WHAT YOU ARE ASKED TO DO: Using the string "activité" as the key, pull each matching line out of the records below.

INPUT FOR THIS TASK:

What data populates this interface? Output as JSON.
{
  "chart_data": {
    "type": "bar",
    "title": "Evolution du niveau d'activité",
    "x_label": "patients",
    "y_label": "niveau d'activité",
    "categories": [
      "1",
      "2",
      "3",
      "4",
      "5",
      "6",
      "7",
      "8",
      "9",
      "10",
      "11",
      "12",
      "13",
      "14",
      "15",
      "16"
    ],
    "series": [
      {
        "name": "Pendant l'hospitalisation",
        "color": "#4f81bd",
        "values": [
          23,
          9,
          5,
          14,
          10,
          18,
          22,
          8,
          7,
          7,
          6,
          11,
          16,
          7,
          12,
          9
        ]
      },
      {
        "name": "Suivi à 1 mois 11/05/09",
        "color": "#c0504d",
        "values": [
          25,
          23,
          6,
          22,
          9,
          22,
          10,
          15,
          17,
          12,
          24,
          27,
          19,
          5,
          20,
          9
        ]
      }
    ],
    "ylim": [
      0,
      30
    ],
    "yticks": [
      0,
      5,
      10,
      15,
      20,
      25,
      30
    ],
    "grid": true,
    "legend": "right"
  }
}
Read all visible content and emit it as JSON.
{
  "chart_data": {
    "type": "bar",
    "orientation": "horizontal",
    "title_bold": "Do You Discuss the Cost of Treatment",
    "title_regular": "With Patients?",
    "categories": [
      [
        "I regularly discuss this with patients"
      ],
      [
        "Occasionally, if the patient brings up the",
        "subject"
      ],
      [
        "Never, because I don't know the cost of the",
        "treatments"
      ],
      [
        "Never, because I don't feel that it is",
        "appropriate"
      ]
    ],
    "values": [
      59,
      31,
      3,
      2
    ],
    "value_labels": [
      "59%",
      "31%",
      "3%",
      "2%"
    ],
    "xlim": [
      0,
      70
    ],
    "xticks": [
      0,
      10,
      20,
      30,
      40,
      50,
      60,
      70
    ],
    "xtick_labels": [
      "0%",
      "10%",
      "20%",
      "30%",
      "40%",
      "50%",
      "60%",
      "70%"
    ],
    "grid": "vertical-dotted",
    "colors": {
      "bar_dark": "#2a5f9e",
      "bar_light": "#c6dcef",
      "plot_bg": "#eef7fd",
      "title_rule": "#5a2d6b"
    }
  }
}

ANSWER TO THIS EXERCISE:
    "title": "Evolution du niveau d'activité",
    "y_label": "niveau d'activité",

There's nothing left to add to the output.